■ WORKING DATA:
======

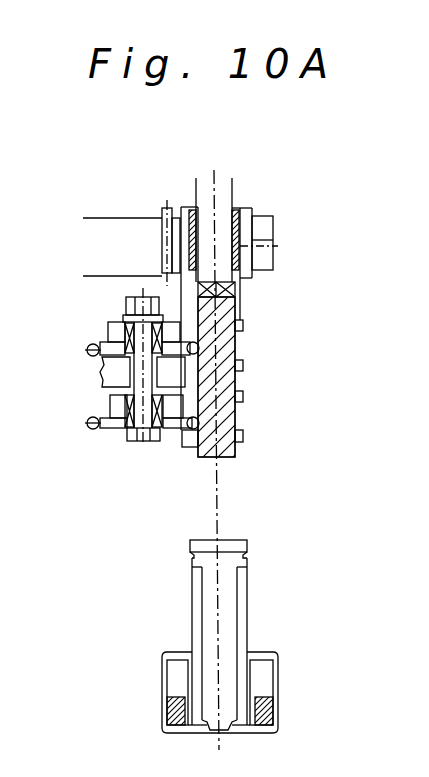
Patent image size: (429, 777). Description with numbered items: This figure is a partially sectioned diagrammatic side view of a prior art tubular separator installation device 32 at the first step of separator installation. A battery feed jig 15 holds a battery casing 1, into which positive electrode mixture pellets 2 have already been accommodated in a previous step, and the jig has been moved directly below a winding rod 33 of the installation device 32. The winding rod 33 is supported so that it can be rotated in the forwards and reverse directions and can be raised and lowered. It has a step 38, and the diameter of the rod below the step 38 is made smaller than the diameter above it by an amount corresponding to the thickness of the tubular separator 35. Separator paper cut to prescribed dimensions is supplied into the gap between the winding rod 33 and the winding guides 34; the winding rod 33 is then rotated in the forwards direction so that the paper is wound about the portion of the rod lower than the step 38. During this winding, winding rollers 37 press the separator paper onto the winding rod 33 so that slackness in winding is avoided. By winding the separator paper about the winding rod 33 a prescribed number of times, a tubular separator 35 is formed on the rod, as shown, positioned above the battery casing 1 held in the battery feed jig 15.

The battery casing 1 is at (247, 542).
The positive electrode mixture pellets 2 is at (240, 597).
The battery feed jig 15 is at (278, 695).
The tubular separator installation device 32 is at (287, 277).
The winding rod 33 is at (227, 203).
The winding guides 34 is at (243, 396).
The tubular separator 35 is at (233, 352).
The winding rollers 37 is at (170, 440).
The step 38 is at (230, 302).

======

■ PROBLEM TO WORK ON:
Reproduce every row above word for word, leaving out the pictures.

■ FINISHED TASK:
Patent image size: (429, 777). Description with numbered items: This figure is a partially sectioned diagrammatic side view of a prior art tubular separator installation device 32 at the first step of separator installation. A battery feed jig 15 holds a battery casing 1, into which positive electrode mixture pellets 2 have already been accommodated in a previous step, and the jig has been moved directly below a winding rod 33 of the installation device 32. The winding rod 33 is supported so that it can be rotated in the forwards and reverse directions and can be raised and lowered. It has a step 38, and the diameter of the rod below the step 38 is made smaller than the diameter above it by an amount corresponding to the thickness of the tubular separator 35. Separator paper cut to prescribed dimensions is supplied into the gap between the winding rod 33 and the winding guides 34; the winding rod 33 is then rotated in the forwards direction so that the paper is wound about the portion of the rod lower than the step 38. During this winding, winding rollers 37 press the separator paper onto the winding rod 33 so that slackness in winding is avoided. By winding the separator paper about the winding rod 33 a prescribed number of times, a tubular separator 35 is formed on the rod, as shown, positioned above the battery casing 1 held in the battery feed jig 15.

The battery casing 1 is at (247, 542).
The positive electrode mixture pellets 2 is at (240, 597).
The battery feed jig 15 is at (278, 695).
The tubular separator installation device 32 is at (287, 277).
The winding rod 33 is at (227, 203).
The winding guides 34 is at (243, 396).
The tubular separator 35 is at (233, 352).
The winding rollers 37 is at (170, 440).
The step 38 is at (230, 302).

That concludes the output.